╭──

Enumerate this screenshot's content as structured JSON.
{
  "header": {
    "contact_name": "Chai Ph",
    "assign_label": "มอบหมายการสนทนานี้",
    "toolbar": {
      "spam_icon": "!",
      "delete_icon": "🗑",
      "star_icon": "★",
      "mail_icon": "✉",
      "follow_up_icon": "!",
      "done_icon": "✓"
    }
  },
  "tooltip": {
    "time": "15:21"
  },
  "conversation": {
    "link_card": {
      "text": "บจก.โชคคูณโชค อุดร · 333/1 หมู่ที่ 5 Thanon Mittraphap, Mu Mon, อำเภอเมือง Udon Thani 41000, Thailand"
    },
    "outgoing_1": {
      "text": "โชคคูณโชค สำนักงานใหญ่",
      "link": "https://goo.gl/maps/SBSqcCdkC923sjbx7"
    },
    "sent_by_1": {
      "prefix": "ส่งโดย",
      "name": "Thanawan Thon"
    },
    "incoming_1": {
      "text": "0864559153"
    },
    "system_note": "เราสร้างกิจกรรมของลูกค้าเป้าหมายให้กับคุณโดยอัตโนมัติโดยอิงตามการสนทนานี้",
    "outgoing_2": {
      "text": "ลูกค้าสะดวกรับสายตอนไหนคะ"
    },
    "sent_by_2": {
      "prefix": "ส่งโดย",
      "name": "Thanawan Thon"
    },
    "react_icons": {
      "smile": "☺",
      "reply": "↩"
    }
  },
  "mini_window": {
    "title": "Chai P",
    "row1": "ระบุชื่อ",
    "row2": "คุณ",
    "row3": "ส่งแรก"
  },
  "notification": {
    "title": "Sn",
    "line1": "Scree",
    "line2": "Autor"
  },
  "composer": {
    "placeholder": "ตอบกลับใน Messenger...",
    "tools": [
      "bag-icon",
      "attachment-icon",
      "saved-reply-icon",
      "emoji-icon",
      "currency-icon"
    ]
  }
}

╰──

_Aim_
Output the data above exactly, please, line for line.

_Solved exercise_
Enumerate this screenshot's content as structured JSON.
{
  "header": {
    "contact_name": "Chai Ph",
    "assign_label": "มอบหมายการสนทนานี้",
    "toolbar": {
      "spam_icon": "!",
      "delete_icon": "🗑",
      "star_icon": "★",
      "mail_icon": "✉",
      "follow_up_icon": "!",
      "done_icon": "✓"
    }
  },
  "tooltip": {
    "time": "15:21"
  },
  "conversation": {
    "link_card": {
      "text": "บจก.โชคคูณโชค อุดร · 333/1 หมู่ที่ 5 Thanon Mittraphap, Mu Mon, อำเภอเมือง Udon Thani 41000, Thailand"
    },
    "outgoing_1": {
      "text": "โชคคูณโชค สำนักงานใหญ่",
      "link": "https://goo.gl/maps/SBSqcCdkC923sjbx7"
    },
    "sent_by_1": {
      "prefix": "ส่งโดย",
      "name": "Thanawan Thon"
    },
    "incoming_1": {
      "text": "0864559153"
    },
    "system_note": "เราสร้างกิจกรรมของลูกค้าเป้าหมายให้กับคุณโดยอัตโนมัติโดยอิงตามการสนทนานี้",
    "outgoing_2": {
      "text": "ลูกค้าสะดวกรับสายตอนไหนคะ"
    },
    "sent_by_2": {
      "prefix": "ส่งโดย",
      "name": "Thanawan Thon"
    },
    "react_icons": {
      "smile": "☺",
      "reply": "↩"
    }
  },
  "mini_window": {
    "title": "Chai P",
    "row1": "ระบุชื่อ",
    "row2": "คุณ",
    "row3": "ส่งแรก"
  },
  "notification": {
    "title": "Sn",
    "line1": "Scree",
    "line2": "Autor"
  },
  "composer": {
    "placeholder": "ตอบกลับใน Messenger...",
    "tools": [
      "bag-icon",
      "attachment-icon",
      "saved-reply-icon",
      "emoji-icon",
      "currency-icon"
    ]
  }
}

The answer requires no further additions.